* To be done:
Look for the string "Match" and copy every line that has it.

* Material provided:
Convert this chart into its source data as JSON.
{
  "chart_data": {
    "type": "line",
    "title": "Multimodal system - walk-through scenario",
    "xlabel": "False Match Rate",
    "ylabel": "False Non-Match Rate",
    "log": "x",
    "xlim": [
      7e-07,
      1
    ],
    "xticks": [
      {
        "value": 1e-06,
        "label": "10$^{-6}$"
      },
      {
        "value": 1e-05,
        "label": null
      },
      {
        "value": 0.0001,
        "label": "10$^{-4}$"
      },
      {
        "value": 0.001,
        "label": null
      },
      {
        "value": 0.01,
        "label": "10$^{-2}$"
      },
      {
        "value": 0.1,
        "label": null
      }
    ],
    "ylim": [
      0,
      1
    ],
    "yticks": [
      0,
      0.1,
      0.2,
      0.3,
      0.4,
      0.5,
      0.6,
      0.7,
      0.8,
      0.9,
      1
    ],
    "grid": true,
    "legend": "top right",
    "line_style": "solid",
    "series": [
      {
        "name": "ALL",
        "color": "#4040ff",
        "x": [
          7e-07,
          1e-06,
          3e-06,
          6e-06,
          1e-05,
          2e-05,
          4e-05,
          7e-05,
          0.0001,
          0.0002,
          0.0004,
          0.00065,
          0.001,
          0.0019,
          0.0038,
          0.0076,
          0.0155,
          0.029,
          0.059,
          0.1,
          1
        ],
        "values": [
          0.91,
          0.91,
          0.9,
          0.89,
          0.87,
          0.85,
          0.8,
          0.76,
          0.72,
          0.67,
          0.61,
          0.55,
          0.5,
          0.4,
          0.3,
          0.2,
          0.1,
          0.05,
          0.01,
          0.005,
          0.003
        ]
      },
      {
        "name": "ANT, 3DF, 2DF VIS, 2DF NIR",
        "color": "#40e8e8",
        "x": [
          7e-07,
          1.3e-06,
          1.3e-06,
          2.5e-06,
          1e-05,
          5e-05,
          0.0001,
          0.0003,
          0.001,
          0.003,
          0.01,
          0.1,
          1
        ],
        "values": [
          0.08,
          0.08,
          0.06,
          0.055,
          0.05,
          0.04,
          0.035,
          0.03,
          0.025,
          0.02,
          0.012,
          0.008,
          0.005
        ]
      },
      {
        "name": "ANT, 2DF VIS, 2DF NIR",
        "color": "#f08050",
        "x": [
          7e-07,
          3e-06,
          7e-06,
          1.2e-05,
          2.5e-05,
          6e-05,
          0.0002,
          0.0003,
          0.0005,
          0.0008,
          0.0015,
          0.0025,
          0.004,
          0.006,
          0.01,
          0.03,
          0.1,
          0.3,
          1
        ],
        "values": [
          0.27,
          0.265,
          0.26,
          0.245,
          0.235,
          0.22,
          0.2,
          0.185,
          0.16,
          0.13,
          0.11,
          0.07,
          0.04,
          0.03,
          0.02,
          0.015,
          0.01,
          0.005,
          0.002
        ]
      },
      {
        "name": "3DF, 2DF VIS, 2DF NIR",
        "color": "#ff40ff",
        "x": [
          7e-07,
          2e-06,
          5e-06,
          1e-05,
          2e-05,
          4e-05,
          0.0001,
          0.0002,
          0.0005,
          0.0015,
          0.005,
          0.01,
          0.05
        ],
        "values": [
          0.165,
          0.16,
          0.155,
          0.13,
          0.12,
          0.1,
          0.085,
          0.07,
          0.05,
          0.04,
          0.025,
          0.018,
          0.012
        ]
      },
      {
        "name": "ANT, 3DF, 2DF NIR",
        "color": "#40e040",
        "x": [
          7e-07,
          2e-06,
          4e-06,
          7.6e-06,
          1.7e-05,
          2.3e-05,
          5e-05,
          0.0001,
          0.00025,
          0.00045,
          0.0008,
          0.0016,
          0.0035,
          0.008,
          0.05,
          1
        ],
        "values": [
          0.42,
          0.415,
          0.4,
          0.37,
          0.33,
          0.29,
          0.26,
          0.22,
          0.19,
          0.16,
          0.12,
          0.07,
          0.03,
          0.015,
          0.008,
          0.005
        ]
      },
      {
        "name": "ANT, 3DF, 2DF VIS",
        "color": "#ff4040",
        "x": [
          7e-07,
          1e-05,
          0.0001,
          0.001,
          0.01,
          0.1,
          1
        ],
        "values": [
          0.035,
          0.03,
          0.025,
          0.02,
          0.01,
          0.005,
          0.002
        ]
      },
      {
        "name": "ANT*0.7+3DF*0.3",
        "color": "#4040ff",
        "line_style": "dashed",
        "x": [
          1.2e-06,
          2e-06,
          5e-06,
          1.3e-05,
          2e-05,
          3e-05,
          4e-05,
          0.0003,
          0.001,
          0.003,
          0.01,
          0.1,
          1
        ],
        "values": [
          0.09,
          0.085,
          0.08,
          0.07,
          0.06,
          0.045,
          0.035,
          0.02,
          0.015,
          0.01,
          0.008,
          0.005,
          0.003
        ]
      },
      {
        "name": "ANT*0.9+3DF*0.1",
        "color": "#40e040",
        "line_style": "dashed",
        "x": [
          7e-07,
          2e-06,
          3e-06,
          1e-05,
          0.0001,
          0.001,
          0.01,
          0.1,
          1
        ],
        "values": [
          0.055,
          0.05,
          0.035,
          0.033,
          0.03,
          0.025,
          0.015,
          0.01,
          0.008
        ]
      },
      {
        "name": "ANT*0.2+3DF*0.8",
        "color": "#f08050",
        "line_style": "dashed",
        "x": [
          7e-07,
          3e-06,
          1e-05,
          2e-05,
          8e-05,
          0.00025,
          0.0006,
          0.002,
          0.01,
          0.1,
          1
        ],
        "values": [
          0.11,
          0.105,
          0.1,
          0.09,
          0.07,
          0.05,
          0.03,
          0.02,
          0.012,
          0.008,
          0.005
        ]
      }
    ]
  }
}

* Completed task:
    "xlabel": "False Match Rate",
    "ylabel": "False Non-Match Rate",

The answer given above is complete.